* begin Material supplied *

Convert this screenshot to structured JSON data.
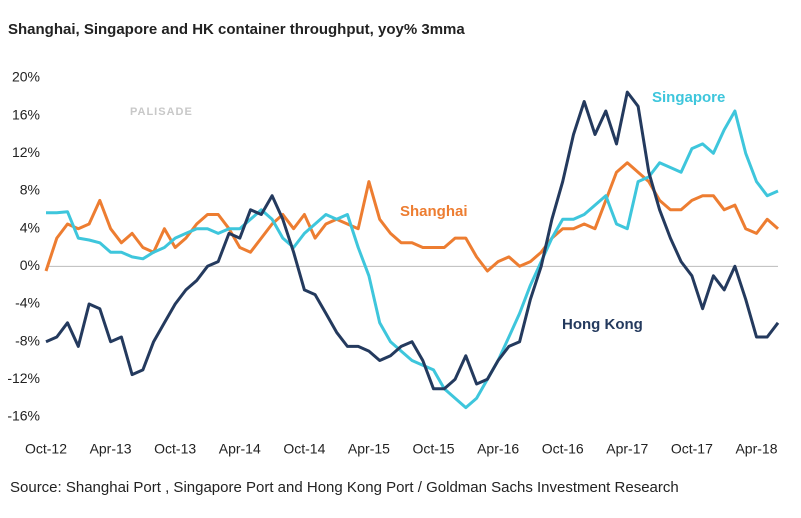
{
  "chart_data": {
    "type": "line",
    "title": "Shanghai, Singapore and HK container throughput, yoy% 3mma",
    "source": "Source: Shanghai Port , Singapore Port and Hong Kong Port / Goldman Sachs Investment Research",
    "watermark": "PALISADE",
    "categories": [
      "Oct-12",
      null,
      null,
      null,
      null,
      null,
      "Apr-13",
      null,
      null,
      null,
      null,
      null,
      "Oct-13",
      null,
      null,
      null,
      null,
      null,
      "Apr-14",
      null,
      null,
      null,
      null,
      null,
      "Oct-14",
      null,
      null,
      null,
      null,
      null,
      "Apr-15",
      null,
      null,
      null,
      null,
      null,
      "Oct-15",
      null,
      null,
      null,
      null,
      null,
      "Apr-16",
      null,
      null,
      null,
      null,
      null,
      "Oct-16",
      null,
      null,
      null,
      null,
      null,
      "Apr-17",
      null,
      null,
      null,
      null,
      null,
      "Oct-17",
      null,
      null,
      null,
      null,
      null,
      "Apr-18",
      null,
      null
    ],
    "ylim": [
      -16,
      20
    ],
    "yticks": [
      {
        "value": 20,
        "label": "20%"
      },
      {
        "value": 16,
        "label": "16%"
      },
      {
        "value": 12,
        "label": "12%"
      },
      {
        "value": 8,
        "label": "8%"
      },
      {
        "value": 4,
        "label": "4%"
      },
      {
        "value": 0,
        "label": "0%"
      },
      {
        "value": -4,
        "label": "-4%"
      },
      {
        "value": -8,
        "label": "-8%"
      },
      {
        "value": -12,
        "label": "-12%"
      },
      {
        "value": -16,
        "label": "-16%"
      }
    ],
    "grid": false,
    "series": [
      {
        "name": "Shanghai",
        "color": "#ED7D31",
        "values": [
          -0.5,
          3,
          4.5,
          4,
          4.5,
          7,
          4,
          2.5,
          3.5,
          2,
          1.5,
          4,
          2,
          3,
          4.5,
          5.5,
          5.5,
          4,
          2,
          1.5,
          3,
          4.5,
          5.5,
          4,
          5.5,
          3,
          4.5,
          5,
          4.5,
          4,
          9,
          5,
          3.5,
          2.5,
          2.5,
          2,
          2,
          2,
          3,
          3,
          1,
          -0.5,
          0.5,
          1,
          0,
          0.5,
          1.5,
          3,
          4,
          4,
          4.5,
          4,
          7,
          10,
          11,
          10,
          9,
          7,
          6,
          6,
          7,
          7.5,
          7.5,
          6,
          6.5,
          4,
          3.5,
          5,
          4
        ]
      },
      {
        "name": "Singapore",
        "color": "#3EC6DC",
        "values": [
          5.7,
          5.7,
          5.8,
          3,
          2.8,
          2.5,
          1.5,
          1.5,
          1,
          0.8,
          1.5,
          2,
          3,
          3.5,
          4,
          4,
          3.5,
          4,
          4,
          5,
          6,
          5,
          3,
          2,
          3.5,
          4.5,
          5.5,
          5,
          5.5,
          2,
          -1,
          -6,
          -8,
          -9,
          -10,
          -10.5,
          -11,
          -13,
          -14,
          -15,
          -14,
          -12,
          -10,
          -7.5,
          -5,
          -2,
          0.5,
          3,
          5,
          5,
          5.5,
          6.5,
          7.5,
          4.5,
          4,
          9,
          9.5,
          11,
          10.5,
          10,
          12.5,
          13,
          12,
          14.5,
          16.5,
          12,
          9,
          7.5,
          8
        ]
      },
      {
        "name": "Hong Kong",
        "color": "#243A5E",
        "values": [
          -8,
          -7.5,
          -6,
          -8.5,
          -4,
          -4.5,
          -8,
          -7.5,
          -11.5,
          -11,
          -8,
          -6,
          -4,
          -2.5,
          -1.5,
          0,
          0.5,
          3.5,
          3,
          6,
          5.5,
          7.5,
          5,
          1.5,
          -2.5,
          -3,
          -5,
          -7,
          -8.5,
          -8.5,
          -9,
          -10,
          -9.5,
          -8.5,
          -8,
          -10,
          -13,
          -13,
          -12,
          -9.5,
          -12.5,
          -12,
          -10,
          -8.5,
          -8,
          -3.5,
          0,
          5,
          9,
          14,
          17.5,
          14,
          16.5,
          13,
          18.5,
          17,
          10,
          6,
          3,
          0.5,
          -1,
          -4.5,
          -1,
          -2.5,
          0,
          -3.5,
          -7.5,
          -7.5,
          -6
        ]
      }
    ]
  }
}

* end Material supplied *

#### What to do:
Transcribe the records above exactly, omitting every picture they contain.

#### Answer for the task:
Convert this screenshot to structured JSON data.
{
  "chart_data": {
    "type": "line",
    "title": "Shanghai, Singapore and HK container throughput, yoy% 3mma",
    "source": "Source: Shanghai Port , Singapore Port and Hong Kong Port / Goldman Sachs Investment Research",
    "watermark": "PALISADE",
    "categories": [
      "Oct-12",
      null,
      null,
      null,
      null,
      null,
      "Apr-13",
      null,
      null,
      null,
      null,
      null,
      "Oct-13",
      null,
      null,
      null,
      null,
      null,
      "Apr-14",
      null,
      null,
      null,
      null,
      null,
      "Oct-14",
      null,
      null,
      null,
      null,
      null,
      "Apr-15",
      null,
      null,
      null,
      null,
      null,
      "Oct-15",
      null,
      null,
      null,
      null,
      null,
      "Apr-16",
      null,
      null,
      null,
      null,
      null,
      "Oct-16",
      null,
      null,
      null,
      null,
      null,
      "Apr-17",
      null,
      null,
      null,
      null,
      null,
      "Oct-17",
      null,
      null,
      null,
      null,
      null,
      "Apr-18",
      null,
      null
    ],
    "ylim": [
      -16,
      20
    ],
    "yticks": [
      {
        "value": 20,
        "label": "20%"
      },
      {
        "value": 16,
        "label": "16%"
      },
      {
        "value": 12,
        "label": "12%"
      },
      {
        "value": 8,
        "label": "8%"
      },
      {
        "value": 4,
        "label": "4%"
      },
      {
        "value": 0,
        "label": "0%"
      },
      {
        "value": -4,
        "label": "-4%"
      },
      {
        "value": -8,
        "label": "-8%"
      },
      {
        "value": -12,
        "label": "-12%"
      },
      {
        "value": -16,
        "label": "-16%"
      }
    ],
    "grid": false,
    "series": [
      {
        "name": "Shanghai",
        "color": "#ED7D31",
        "values": [
          -0.5,
          3,
          4.5,
          4,
          4.5,
          7,
          4,
          2.5,
          3.5,
          2,
          1.5,
          4,
          2,
          3,
          4.5,
          5.5,
          5.5,
          4,
          2,
          1.5,
          3,
          4.5,
          5.5,
          4,
          5.5,
          3,
          4.5,
          5,
          4.5,
          4,
          9,
          5,
          3.5,
          2.5,
          2.5,
          2,
          2,
          2,
          3,
          3,
          1,
          -0.5,
          0.5,
          1,
          0,
          0.5,
          1.5,
          3,
          4,
          4,
          4.5,
          4,
          7,
          10,
          11,
          10,
          9,
          7,
          6,
          6,
          7,
          7.5,
          7.5,
          6,
          6.5,
          4,
          3.5,
          5,
          4
        ]
      },
      {
        "name": "Singapore",
        "color": "#3EC6DC",
        "values": [
          5.7,
          5.7,
          5.8,
          3,
          2.8,
          2.5,
          1.5,
          1.5,
          1,
          0.8,
          1.5,
          2,
          3,
          3.5,
          4,
          4,
          3.5,
          4,
          4,
          5,
          6,
          5,
          3,
          2,
          3.5,
          4.5,
          5.5,
          5,
          5.5,
          2,
          -1,
          -6,
          -8,
          -9,
          -10,
          -10.5,
          -11,
          -13,
          -14,
          -15,
          -14,
          -12,
          -10,
          -7.5,
          -5,
          -2,
          0.5,
          3,
          5,
          5,
          5.5,
          6.5,
          7.5,
          4.5,
          4,
          9,
          9.5,
          11,
          10.5,
          10,
          12.5,
          13,
          12,
          14.5,
          16.5,
          12,
          9,
          7.5,
          8
        ]
      },
      {
        "name": "Hong Kong",
        "color": "#243A5E",
        "values": [
          -8,
          -7.5,
          -6,
          -8.5,
          -4,
          -4.5,
          -8,
          -7.5,
          -11.5,
          -11,
          -8,
          -6,
          -4,
          -2.5,
          -1.5,
          0,
          0.5,
          3.5,
          3,
          6,
          5.5,
          7.5,
          5,
          1.5,
          -2.5,
          -3,
          -5,
          -7,
          -8.5,
          -8.5,
          -9,
          -10,
          -9.5,
          -8.5,
          -8,
          -10,
          -13,
          -13,
          -12,
          -9.5,
          -12.5,
          -12,
          -10,
          -8.5,
          -8,
          -3.5,
          0,
          5,
          9,
          14,
          17.5,
          14,
          16.5,
          13,
          18.5,
          17,
          10,
          6,
          3,
          0.5,
          -1,
          -4.5,
          -1,
          -2.5,
          0,
          -3.5,
          -7.5,
          -7.5,
          -6
        ]
      }
    ]
  }
}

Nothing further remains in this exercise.